Supplied records:
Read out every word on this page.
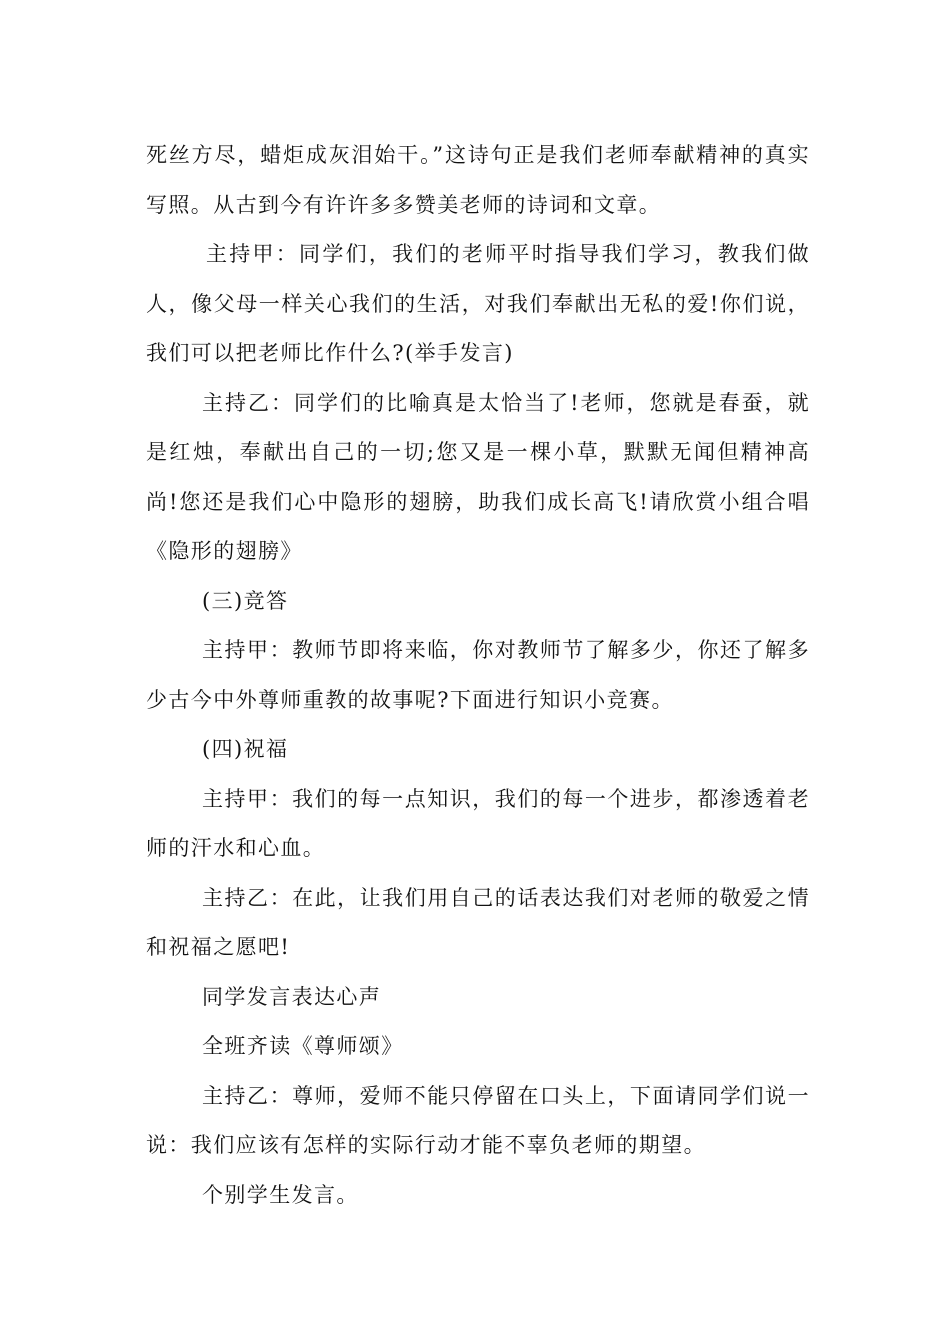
死丝方尽，蜡炬成灰泪始干。”这诗句正是我们老师奉献精神的真实写照。从古到今有许许多多赞美老师的诗词和文章。

主持甲：同学们，我们的老师平时指导我们学习，教我们做人，像父母一样关心我们的生活，对我们奉献出无私的爱!你们说，我们可以把老师比作什么?(举手发言)

主持乙：同学们的比喻真是太恰当了!老师，您就是春蚕，就是红烛，奉献出自己的一切;您又是一棵小草，默默无闻但精神高尚!您还是我们心中隐形的翅膀，助我们成长高飞!请欣赏小组合唱《隐形的翅膀》

(三)竞答

主持甲：教师节即将来临，你对教师节了解多少，你还了解多少古今中外尊师重教的故事呢?下面进行知识小竞赛。

(四)祝福

主持甲：我们的每一点知识，我们的每一个进步，都渗透着老师的汗水和心血。

主持乙：在此，让我们用自己的话表达我们对老师的敬爱之情和祝福之愿吧!

同学发言表达心声

全班齐读《尊师颂》

主持乙：尊师，爱师不能只停留在口头上，下面请同学们说一说：我们应该有怎样的实际行动才能不辜负老师的期望。

个别学生发言。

What needs to be done: Transcribe the listing in full and omit the pictures.

Correct result:
Read out every word on this page.
死丝方尽，蜡炬成灰泪始干。”这诗句正是我们老师奉献精神的真实写照。从古到今有许许多多赞美老师的诗词和文章。

主持甲：同学们，我们的老师平时指导我们学习，教我们做人，像父母一样关心我们的生活，对我们奉献出无私的爱!你们说，我们可以把老师比作什么?(举手发言)

主持乙：同学们的比喻真是太恰当了!老师，您就是春蚕，就是红烛，奉献出自己的一切;您又是一棵小草，默默无闻但精神高尚!您还是我们心中隐形的翅膀，助我们成长高飞!请欣赏小组合唱《隐形的翅膀》

(三)竞答

主持甲：教师节即将来临，你对教师节了解多少，你还了解多少古今中外尊师重教的故事呢?下面进行知识小竞赛。

(四)祝福

主持甲：我们的每一点知识，我们的每一个进步，都渗透着老师的汗水和心血。

主持乙：在此，让我们用自己的话表达我们对老师的敬爱之情和祝福之愿吧!

同学发言表达心声

全班齐读《尊师颂》

主持乙：尊师，爱师不能只停留在口头上，下面请同学们说一说：我们应该有怎样的实际行动才能不辜负老师的期望。

个别学生发言。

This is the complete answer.